## Exercise goal
Search the material for the word "Indonesia" and copy each line that holds it.

[Stored items]
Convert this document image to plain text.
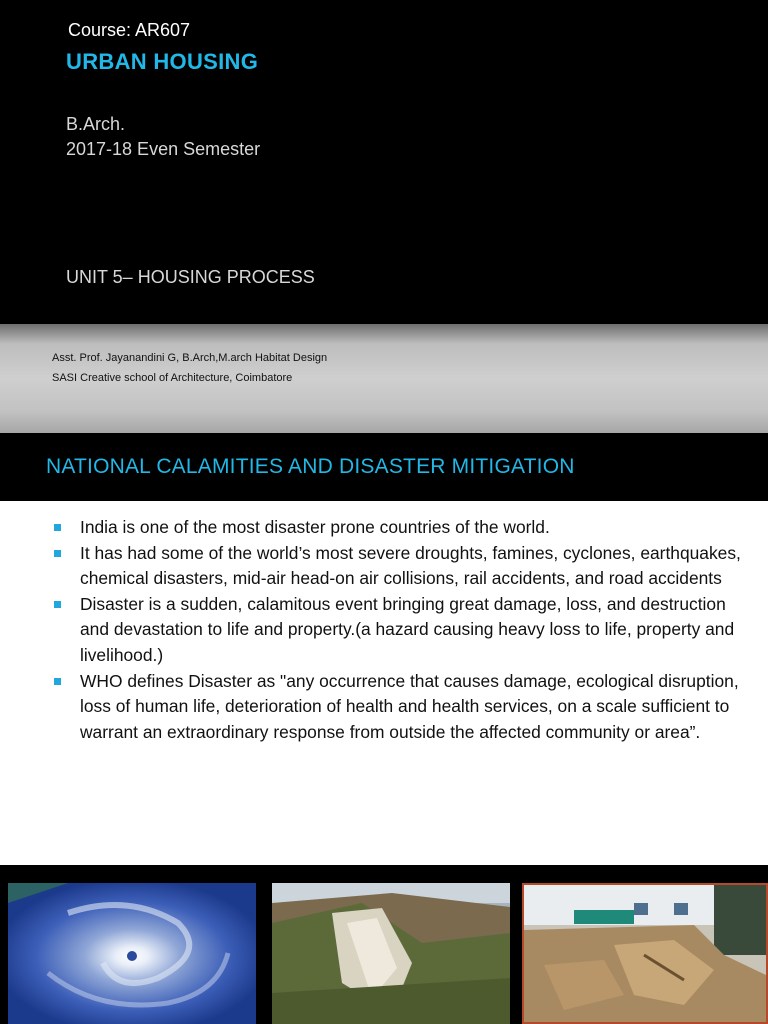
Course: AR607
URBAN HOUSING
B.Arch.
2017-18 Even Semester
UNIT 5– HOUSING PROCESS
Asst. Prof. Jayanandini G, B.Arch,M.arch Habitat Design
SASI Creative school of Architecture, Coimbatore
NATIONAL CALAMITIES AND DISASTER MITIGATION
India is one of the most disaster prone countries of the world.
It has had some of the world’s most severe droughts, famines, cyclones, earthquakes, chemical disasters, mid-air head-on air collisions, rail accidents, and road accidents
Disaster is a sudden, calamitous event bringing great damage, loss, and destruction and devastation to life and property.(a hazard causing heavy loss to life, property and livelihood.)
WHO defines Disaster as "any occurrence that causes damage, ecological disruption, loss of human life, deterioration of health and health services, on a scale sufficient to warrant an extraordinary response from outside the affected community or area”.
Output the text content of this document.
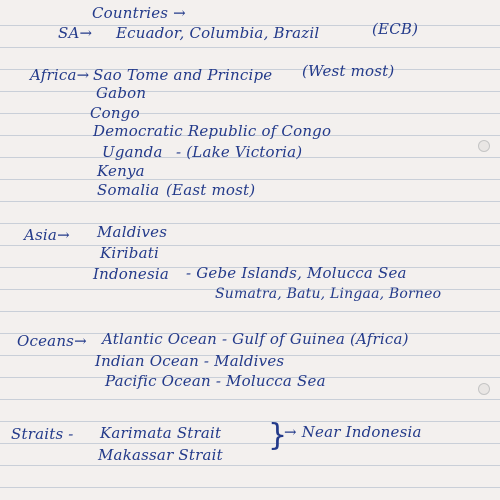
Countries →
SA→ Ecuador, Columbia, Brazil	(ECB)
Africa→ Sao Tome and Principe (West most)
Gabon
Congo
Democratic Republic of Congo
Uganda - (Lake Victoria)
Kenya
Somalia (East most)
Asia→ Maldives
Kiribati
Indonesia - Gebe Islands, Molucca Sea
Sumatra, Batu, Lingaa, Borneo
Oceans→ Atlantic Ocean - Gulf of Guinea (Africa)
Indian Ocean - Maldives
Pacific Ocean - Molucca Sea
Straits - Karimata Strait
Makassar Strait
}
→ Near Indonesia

## Output
Indonesia - Gebe Islands, Molucca Sea
→ Near Indonesia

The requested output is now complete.